--- Written instruction ---
Reproduce the lines below, substituting "clickable" for every occurrence of "interactable" and leaving all else unchanged.

Data listing:
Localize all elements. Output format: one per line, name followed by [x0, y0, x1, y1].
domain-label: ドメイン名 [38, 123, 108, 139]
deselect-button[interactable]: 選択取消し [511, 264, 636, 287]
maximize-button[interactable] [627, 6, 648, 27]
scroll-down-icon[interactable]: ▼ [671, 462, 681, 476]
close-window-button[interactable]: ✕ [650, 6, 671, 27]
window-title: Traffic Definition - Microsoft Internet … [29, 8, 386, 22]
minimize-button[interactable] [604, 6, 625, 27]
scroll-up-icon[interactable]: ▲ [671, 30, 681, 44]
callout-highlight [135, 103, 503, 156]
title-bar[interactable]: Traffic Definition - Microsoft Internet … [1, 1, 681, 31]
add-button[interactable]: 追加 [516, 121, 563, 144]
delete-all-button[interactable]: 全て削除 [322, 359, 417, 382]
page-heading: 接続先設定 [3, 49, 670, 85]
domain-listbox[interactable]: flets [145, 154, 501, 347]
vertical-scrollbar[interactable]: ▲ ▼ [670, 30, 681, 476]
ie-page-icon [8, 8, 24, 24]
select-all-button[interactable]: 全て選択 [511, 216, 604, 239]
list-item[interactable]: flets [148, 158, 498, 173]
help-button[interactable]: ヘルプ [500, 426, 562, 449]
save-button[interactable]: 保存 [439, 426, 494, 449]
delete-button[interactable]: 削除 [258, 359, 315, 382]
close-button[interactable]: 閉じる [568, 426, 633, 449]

--- Correct result ---
Localize all elements. Output format: one per line, name followed by [x0, y0, x1, y1].
domain-label: ドメイン名 [38, 123, 108, 139]
deselect-button[clickable]: 選択取消し [511, 264, 636, 287]
maximize-button[clickable] [627, 6, 648, 27]
scroll-down-icon[clickable]: ▼ [671, 462, 681, 476]
close-window-button[clickable]: ✕ [650, 6, 671, 27]
window-title: Traffic Definition - Microsoft Internet … [29, 8, 386, 22]
minimize-button[clickable] [604, 6, 625, 27]
scroll-up-icon[clickable]: ▲ [671, 30, 681, 44]
callout-highlight [135, 103, 503, 156]
title-bar[clickable]: Traffic Definition - Microsoft Internet … [1, 1, 681, 31]
add-button[clickable]: 追加 [516, 121, 563, 144]
delete-all-button[clickable]: 全て削除 [322, 359, 417, 382]
page-heading: 接続先設定 [3, 49, 670, 85]
domain-listbox[clickable]: flets [145, 154, 501, 347]
vertical-scrollbar[clickable]: ▲ ▼ [670, 30, 681, 476]
ie-page-icon [8, 8, 24, 24]
select-all-button[clickable]: 全て選択 [511, 216, 604, 239]
list-item[clickable]: flets [148, 158, 498, 173]
help-button[clickable]: ヘルプ [500, 426, 562, 449]
save-button[clickable]: 保存 [439, 426, 494, 449]
delete-button[clickable]: 削除 [258, 359, 315, 382]
close-button[clickable]: 閉じる [568, 426, 633, 449]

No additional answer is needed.